**Task to complete**
Output all lines exactly, with nothing added or dropped.
((
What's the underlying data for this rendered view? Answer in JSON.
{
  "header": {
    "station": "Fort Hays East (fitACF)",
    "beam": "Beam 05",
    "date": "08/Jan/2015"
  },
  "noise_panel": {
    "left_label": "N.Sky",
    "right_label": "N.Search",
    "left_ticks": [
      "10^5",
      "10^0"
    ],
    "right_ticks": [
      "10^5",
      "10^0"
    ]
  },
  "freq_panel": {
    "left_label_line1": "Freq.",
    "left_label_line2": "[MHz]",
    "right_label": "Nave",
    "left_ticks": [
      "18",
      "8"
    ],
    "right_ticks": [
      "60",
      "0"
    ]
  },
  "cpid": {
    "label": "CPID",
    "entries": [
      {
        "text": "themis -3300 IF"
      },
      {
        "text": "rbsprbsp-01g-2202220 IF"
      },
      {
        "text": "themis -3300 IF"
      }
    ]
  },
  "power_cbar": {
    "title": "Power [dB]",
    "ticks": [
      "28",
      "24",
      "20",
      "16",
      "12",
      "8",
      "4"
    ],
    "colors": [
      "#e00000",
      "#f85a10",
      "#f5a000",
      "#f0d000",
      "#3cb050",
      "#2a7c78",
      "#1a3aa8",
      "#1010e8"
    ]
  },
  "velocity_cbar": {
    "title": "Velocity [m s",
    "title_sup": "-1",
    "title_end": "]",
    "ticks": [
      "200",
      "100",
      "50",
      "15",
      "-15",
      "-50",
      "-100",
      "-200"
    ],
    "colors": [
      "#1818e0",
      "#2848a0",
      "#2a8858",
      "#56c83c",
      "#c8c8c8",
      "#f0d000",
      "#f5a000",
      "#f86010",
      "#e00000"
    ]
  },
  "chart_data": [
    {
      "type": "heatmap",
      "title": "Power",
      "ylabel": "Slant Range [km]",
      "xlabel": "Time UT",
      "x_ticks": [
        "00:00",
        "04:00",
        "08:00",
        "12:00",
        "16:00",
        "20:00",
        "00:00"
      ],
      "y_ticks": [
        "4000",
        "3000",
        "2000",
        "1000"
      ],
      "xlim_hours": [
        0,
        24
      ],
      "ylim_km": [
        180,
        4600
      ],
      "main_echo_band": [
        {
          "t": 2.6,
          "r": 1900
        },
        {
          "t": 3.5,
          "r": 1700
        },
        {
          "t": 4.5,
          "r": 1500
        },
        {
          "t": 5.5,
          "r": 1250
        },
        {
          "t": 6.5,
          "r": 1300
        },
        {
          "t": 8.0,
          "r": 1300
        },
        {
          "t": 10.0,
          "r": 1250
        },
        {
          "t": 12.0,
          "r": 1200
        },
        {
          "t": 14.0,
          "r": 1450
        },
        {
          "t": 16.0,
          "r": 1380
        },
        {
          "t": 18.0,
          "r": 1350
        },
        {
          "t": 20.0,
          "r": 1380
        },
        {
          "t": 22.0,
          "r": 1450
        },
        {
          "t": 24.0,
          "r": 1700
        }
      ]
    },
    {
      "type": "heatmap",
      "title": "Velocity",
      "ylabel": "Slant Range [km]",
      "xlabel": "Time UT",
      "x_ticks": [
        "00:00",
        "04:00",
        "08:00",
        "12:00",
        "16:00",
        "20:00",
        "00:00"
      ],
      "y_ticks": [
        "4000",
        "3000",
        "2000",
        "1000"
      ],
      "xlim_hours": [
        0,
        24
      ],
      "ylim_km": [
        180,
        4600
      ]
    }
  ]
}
))
**Exercise response**
What's the underlying data for this rendered view? Answer in JSON.
{
  "header": {
    "station": "Fort Hays East (fitACF)",
    "beam": "Beam 05",
    "date": "08/Jan/2015"
  },
  "noise_panel": {
    "left_label": "N.Sky",
    "right_label": "N.Search",
    "left_ticks": [
      "10^5",
      "10^0"
    ],
    "right_ticks": [
      "10^5",
      "10^0"
    ]
  },
  "freq_panel": {
    "left_label_line1": "Freq.",
    "left_label_line2": "[MHz]",
    "right_label": "Nave",
    "left_ticks": [
      "18",
      "8"
    ],
    "right_ticks": [
      "60",
      "0"
    ]
  },
  "cpid": {
    "label": "CPID",
    "entries": [
      {
        "text": "themis -3300 IF"
      },
      {
        "text": "rbsprbsp-01g-2202220 IF"
      },
      {
        "text": "themis -3300 IF"
      }
    ]
  },
  "power_cbar": {
    "title": "Power [dB]",
    "ticks": [
      "28",
      "24",
      "20",
      "16",
      "12",
      "8",
      "4"
    ],
    "colors": [
      "#e00000",
      "#f85a10",
      "#f5a000",
      "#f0d000",
      "#3cb050",
      "#2a7c78",
      "#1a3aa8",
      "#1010e8"
    ]
  },
  "velocity_cbar": {
    "title": "Velocity [m s",
    "title_sup": "-1",
    "title_end": "]",
    "ticks": [
      "200",
      "100",
      "50",
      "15",
      "-15",
      "-50",
      "-100",
      "-200"
    ],
    "colors": [
      "#1818e0",
      "#2848a0",
      "#2a8858",
      "#56c83c",
      "#c8c8c8",
      "#f0d000",
      "#f5a000",
      "#f86010",
      "#e00000"
    ]
  },
  "chart_data": [
    {
      "type": "heatmap",
      "title": "Power",
      "ylabel": "Slant Range [km]",
      "xlabel": "Time UT",
      "x_ticks": [
        "00:00",
        "04:00",
        "08:00",
        "12:00",
        "16:00",
        "20:00",
        "00:00"
      ],
      "y_ticks": [
        "4000",
        "3000",
        "2000",
        "1000"
      ],
      "xlim_hours": [
        0,
        24
      ],
      "ylim_km": [
        180,
        4600
      ],
      "main_echo_band": [
        {
          "t": 2.6,
          "r": 1900
        },
        {
          "t": 3.5,
          "r": 1700
        },
        {
          "t": 4.5,
          "r": 1500
        },
        {
          "t": 5.5,
          "r": 1250
        },
        {
          "t": 6.5,
          "r": 1300
        },
        {
          "t": 8.0,
          "r": 1300
        },
        {
          "t": 10.0,
          "r": 1250
        },
        {
          "t": 12.0,
          "r": 1200
        },
        {
          "t": 14.0,
          "r": 1450
        },
        {
          "t": 16.0,
          "r": 1380
        },
        {
          "t": 18.0,
          "r": 1350
        },
        {
          "t": 20.0,
          "r": 1380
        },
        {
          "t": 22.0,
          "r": 1450
        },
        {
          "t": 24.0,
          "r": 1700
        }
      ]
    },
    {
      "type": "heatmap",
      "title": "Velocity",
      "ylabel": "Slant Range [km]",
      "xlabel": "Time UT",
      "x_ticks": [
        "00:00",
        "04:00",
        "08:00",
        "12:00",
        "16:00",
        "20:00",
        "00:00"
      ],
      "y_ticks": [
        "4000",
        "3000",
        "2000",
        "1000"
      ],
      "xlim_hours": [
        0,
        24
      ],
      "ylim_km": [
        180,
        4600
      ]
    }
  ]
}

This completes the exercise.